> TASK PROMPT
Repeat every line below exactly as it reads.

# # # #

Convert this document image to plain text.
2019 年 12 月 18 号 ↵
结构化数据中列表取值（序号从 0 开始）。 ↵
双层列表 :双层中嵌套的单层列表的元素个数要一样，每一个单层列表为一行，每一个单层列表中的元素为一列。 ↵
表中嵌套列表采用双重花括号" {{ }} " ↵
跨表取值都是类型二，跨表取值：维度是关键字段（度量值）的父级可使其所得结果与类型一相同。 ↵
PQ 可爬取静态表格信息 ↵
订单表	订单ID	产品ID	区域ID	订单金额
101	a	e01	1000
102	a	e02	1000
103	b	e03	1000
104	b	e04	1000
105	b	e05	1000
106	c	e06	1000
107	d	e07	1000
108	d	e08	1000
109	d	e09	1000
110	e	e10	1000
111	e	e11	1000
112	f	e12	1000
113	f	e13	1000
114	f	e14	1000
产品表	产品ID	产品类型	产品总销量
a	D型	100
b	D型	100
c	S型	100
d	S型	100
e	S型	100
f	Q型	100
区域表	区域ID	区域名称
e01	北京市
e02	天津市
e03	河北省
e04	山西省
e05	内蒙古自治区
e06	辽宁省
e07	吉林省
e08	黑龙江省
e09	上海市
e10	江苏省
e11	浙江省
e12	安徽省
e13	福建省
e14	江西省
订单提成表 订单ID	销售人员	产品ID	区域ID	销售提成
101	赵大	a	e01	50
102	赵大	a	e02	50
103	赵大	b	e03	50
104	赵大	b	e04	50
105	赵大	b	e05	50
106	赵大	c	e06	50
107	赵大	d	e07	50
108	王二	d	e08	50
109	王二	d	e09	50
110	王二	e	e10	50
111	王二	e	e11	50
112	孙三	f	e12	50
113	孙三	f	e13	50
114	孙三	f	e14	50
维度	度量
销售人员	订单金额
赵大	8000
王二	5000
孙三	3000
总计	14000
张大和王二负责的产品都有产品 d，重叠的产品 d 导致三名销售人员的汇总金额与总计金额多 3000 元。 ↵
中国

# # # #

> SOLUTION TO THE EXERCISE
Convert this document image to plain text.
2019 年 12 月 18 号 ↵
结构化数据中列表取值（序号从 0 开始）。 ↵
双层列表 :双层中嵌套的单层列表的元素个数要一样，每一个单层列表为一行，每一个单层列表中的元素为一列。 ↵
表中嵌套列表采用双重花括号" {{ }} " ↵
跨表取值都是类型二，跨表取值：维度是关键字段（度量值）的父级可使其所得结果与类型一相同。 ↵
PQ 可爬取静态表格信息 ↵
订单表	订单ID	产品ID	区域ID	订单金额
101	a	e01	1000
102	a	e02	1000
103	b	e03	1000
104	b	e04	1000
105	b	e05	1000
106	c	e06	1000
107	d	e07	1000
108	d	e08	1000
109	d	e09	1000
110	e	e10	1000
111	e	e11	1000
112	f	e12	1000
113	f	e13	1000
114	f	e14	1000
产品表	产品ID	产品类型	产品总销量
a	D型	100
b	D型	100
c	S型	100
d	S型	100
e	S型	100
f	Q型	100
区域表	区域ID	区域名称
e01	北京市
e02	天津市
e03	河北省
e04	山西省
e05	内蒙古自治区
e06	辽宁省
e07	吉林省
e08	黑龙江省
e09	上海市
e10	江苏省
e11	浙江省
e12	安徽省
e13	福建省
e14	江西省
订单提成表 订单ID	销售人员	产品ID	区域ID	销售提成
101	赵大	a	e01	50
102	赵大	a	e02	50
103	赵大	b	e03	50
104	赵大	b	e04	50
105	赵大	b	e05	50
106	赵大	c	e06	50
107	赵大	d	e07	50
108	王二	d	e08	50
109	王二	d	e09	50
110	王二	e	e10	50
111	王二	e	e11	50
112	孙三	f	e12	50
113	孙三	f	e13	50
114	孙三	f	e14	50
维度	度量
销售人员	订单金额
赵大	8000
王二	5000
孙三	3000
总计	14000
张大和王二负责的产品都有产品 d，重叠的产品 d 导致三名销售人员的汇总金额与总计金额多 3000 元。 ↵
中国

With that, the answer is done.